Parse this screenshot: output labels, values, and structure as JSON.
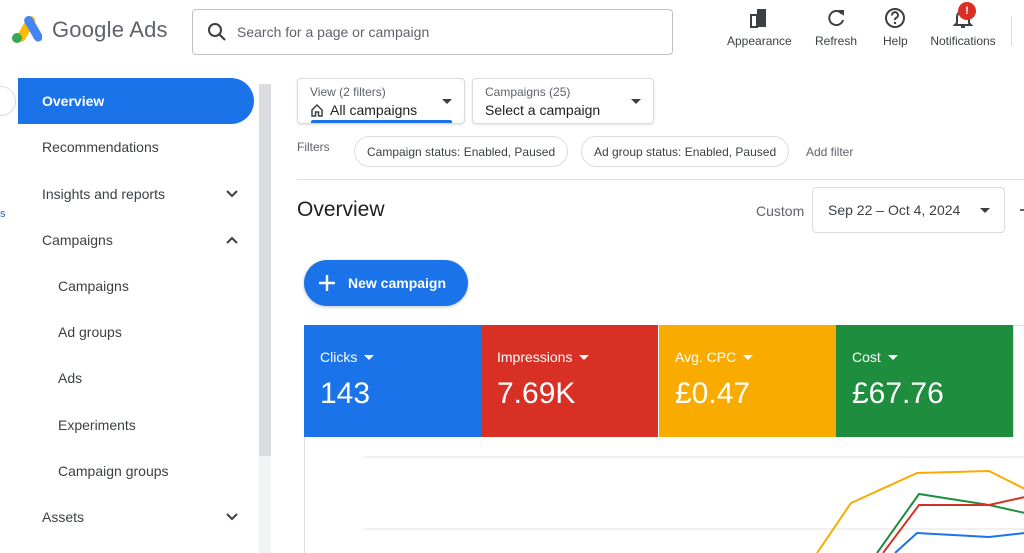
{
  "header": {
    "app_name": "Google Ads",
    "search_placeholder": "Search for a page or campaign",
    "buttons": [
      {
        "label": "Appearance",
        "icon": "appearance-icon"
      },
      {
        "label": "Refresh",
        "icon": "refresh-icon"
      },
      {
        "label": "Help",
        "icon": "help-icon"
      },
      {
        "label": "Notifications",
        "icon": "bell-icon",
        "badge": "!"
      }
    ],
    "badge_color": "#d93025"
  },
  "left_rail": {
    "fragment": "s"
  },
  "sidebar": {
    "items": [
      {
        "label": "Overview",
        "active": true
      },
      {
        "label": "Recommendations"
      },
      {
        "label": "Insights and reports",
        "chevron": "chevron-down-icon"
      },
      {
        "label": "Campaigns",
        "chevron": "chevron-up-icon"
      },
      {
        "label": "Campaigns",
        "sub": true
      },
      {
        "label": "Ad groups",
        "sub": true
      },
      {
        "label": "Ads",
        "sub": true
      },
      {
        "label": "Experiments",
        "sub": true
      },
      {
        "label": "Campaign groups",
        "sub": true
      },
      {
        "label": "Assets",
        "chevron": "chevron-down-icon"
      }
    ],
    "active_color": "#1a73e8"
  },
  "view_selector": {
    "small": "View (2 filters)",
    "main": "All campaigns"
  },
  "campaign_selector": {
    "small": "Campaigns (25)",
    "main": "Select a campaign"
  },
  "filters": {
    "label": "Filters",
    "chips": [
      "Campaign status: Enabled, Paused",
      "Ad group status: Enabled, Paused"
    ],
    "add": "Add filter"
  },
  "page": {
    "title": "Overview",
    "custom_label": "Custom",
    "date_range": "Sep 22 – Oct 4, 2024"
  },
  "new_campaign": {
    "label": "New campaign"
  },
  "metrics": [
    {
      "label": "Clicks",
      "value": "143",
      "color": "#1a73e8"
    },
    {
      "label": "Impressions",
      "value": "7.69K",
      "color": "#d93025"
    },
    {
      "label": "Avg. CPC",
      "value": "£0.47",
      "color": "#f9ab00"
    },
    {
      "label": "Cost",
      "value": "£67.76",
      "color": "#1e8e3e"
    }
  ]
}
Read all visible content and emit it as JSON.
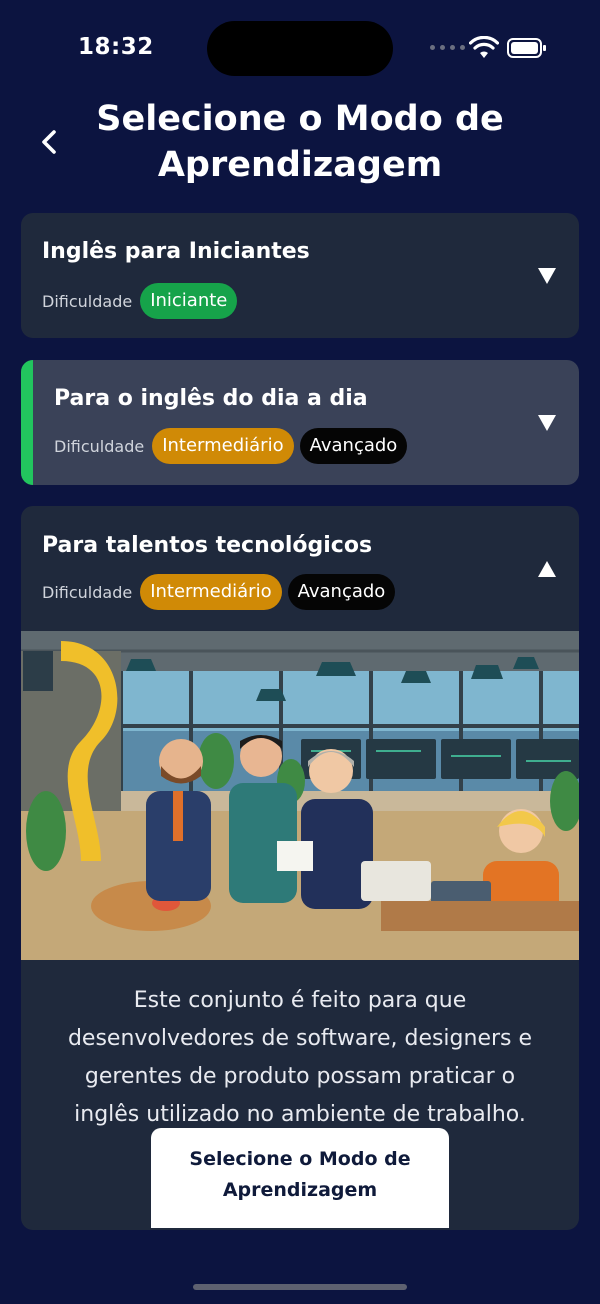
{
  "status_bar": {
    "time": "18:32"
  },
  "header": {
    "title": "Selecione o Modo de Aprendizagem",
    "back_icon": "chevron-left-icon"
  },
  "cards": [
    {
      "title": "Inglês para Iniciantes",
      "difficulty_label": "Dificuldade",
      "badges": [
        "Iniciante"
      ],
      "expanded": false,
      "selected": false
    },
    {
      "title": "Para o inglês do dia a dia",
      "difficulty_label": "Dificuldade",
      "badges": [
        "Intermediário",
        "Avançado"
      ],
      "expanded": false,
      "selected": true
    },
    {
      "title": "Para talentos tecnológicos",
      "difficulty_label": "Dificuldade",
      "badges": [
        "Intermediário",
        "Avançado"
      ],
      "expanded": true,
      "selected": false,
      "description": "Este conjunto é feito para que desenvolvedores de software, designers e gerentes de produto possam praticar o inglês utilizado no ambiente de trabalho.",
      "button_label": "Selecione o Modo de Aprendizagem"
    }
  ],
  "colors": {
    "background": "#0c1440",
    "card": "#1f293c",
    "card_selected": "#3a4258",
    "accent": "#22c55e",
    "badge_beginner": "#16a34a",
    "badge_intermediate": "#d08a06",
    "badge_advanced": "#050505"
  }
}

—————

● **Job**: Report only how many lines in the entries contain "small".

● **Result below**: 2